> _Records supplied_:
▶

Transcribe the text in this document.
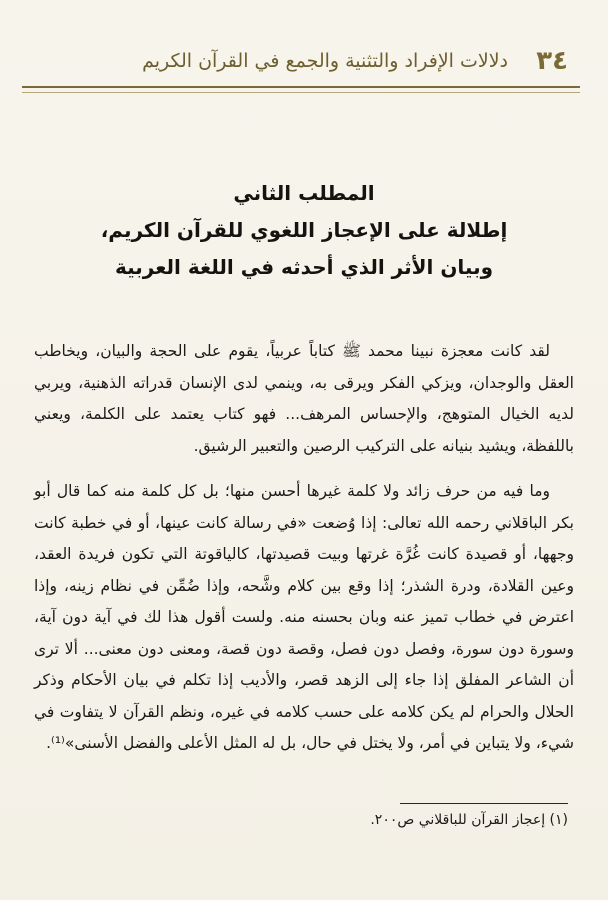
٣٤
دلالات الإفراد والتثنية والجمع في القرآن الكريم
المطلب الثاني
إطلالة على الإعجاز اللغوي للقرآن الكريم،
وبيان الأثر الذي أحدثه في اللغة العربية

لقد كانت معجزة نبينا محمد ﷺ كتاباً عربياً، يقوم على الحجة والبيان، ويخاطب العقل والوجدان، ويزكي الفكر ويرقى به، وينمي لدى الإنسان قدراته الذهنية، ويربي لديه الخيال المتوهج، والإحساس المرهف... فهو كتاب يعتمد على الكلمة، ويعني باللفظة، ويشيد بنيانه على التركيب الرصين والتعبير الرشيق.

وما فيه من حرف زائد ولا كلمة غيرها أحسن منها؛ بل كل كلمة منه كما قال أبو بكر الباقلاني رحمه الله تعالى: إذا وُضعت «في رسالة كانت عينها، أو في خطبة كانت وجهها، أو قصيدة كانت غُرَّة غرتها وبيت قصيدتها، كالياقوتة التي تكون فريدة العقد، وعين القلادة، ودرة الشذر؛ إذا وقع بين كلام وشَّحه، وإذا ضُمِّن في نظام زينه، وإذا اعترض في خطاب تميز عنه وبان بحسنه منه. ولست أقول هذا لك في آية دون آية، وسورة دون سورة، وفصل دون فصل، وقصة دون قصة، ومعنى دون معنى... ألا ترى أن الشاعر المفلق إذا جاء إلى الزهد قصر، والأديب إذا تكلم في بيان الأحكام وذكر الحلال والحرام لم يكن كلامه على حسب كلامه في غيره، ونظم القرآن لا يتفاوت في شيء، ولا يتباين في أمر، ولا يختل في حال، بل له المثل الأعلى والفضل الأسنى»⁽¹⁾.

(١) إعجاز القرآن للباقلاني ص٢٠٠.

◀

> _Task brief_: In your copy, leave out the pictures and reproduce the material above exactly.

> _The solution_:
Transcribe the text in this document.
٣٤
دلالات الإفراد والتثنية والجمع في القرآن الكريم
المطلب الثاني
إطلالة على الإعجاز اللغوي للقرآن الكريم،
وبيان الأثر الذي أحدثه في اللغة العربية

لقد كانت معجزة نبينا محمد ﷺ كتاباً عربياً، يقوم على الحجة والبيان، ويخاطب العقل والوجدان، ويزكي الفكر ويرقى به، وينمي لدى الإنسان قدراته الذهنية، ويربي لديه الخيال المتوهج، والإحساس المرهف... فهو كتاب يعتمد على الكلمة، ويعني باللفظة، ويشيد بنيانه على التركيب الرصين والتعبير الرشيق.

وما فيه من حرف زائد ولا كلمة غيرها أحسن منها؛ بل كل كلمة منه كما قال أبو بكر الباقلاني رحمه الله تعالى: إذا وُضعت «في رسالة كانت عينها، أو في خطبة كانت وجهها، أو قصيدة كانت غُرَّة غرتها وبيت قصيدتها، كالياقوتة التي تكون فريدة العقد، وعين القلادة، ودرة الشذر؛ إذا وقع بين كلام وشَّحه، وإذا ضُمِّن في نظام زينه، وإذا اعترض في خطاب تميز عنه وبان بحسنه منه. ولست أقول هذا لك في آية دون آية، وسورة دون سورة، وفصل دون فصل، وقصة دون قصة، ومعنى دون معنى... ألا ترى أن الشاعر المفلق إذا جاء إلى الزهد قصر، والأديب إذا تكلم في بيان الأحكام وذكر الحلال والحرام لم يكن كلامه على حسب كلامه في غيره، ونظم القرآن لا يتفاوت في شيء، ولا يتباين في أمر، ولا يختل في حال، بل له المثل الأعلى والفضل الأسنى»⁽¹⁾.

(١) إعجاز القرآن للباقلاني ص٢٠٠.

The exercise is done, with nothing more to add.